Data rows:

* * * * * * * * *

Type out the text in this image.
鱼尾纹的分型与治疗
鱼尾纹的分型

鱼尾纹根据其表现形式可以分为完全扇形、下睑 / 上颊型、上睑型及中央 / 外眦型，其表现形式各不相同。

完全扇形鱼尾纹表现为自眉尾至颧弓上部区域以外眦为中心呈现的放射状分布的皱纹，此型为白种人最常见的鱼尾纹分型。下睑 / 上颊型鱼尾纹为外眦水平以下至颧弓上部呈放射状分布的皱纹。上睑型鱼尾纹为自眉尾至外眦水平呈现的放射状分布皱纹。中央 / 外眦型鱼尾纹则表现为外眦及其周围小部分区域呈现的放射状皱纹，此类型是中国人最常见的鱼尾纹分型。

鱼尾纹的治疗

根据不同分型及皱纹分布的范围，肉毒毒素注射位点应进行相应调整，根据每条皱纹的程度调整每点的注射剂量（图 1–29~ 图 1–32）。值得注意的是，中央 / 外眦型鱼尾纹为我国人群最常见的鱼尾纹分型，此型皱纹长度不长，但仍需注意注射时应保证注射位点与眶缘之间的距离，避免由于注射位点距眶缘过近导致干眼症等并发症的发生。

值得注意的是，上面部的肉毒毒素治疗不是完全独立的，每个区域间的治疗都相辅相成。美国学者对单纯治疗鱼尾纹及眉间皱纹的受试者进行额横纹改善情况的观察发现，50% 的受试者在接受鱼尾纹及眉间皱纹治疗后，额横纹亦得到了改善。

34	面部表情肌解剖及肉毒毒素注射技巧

* * * * * * * * *

Stated task: Say how many lines of the data include the word "值得注意的是". Nothing other than the number should be given.

Full response: 2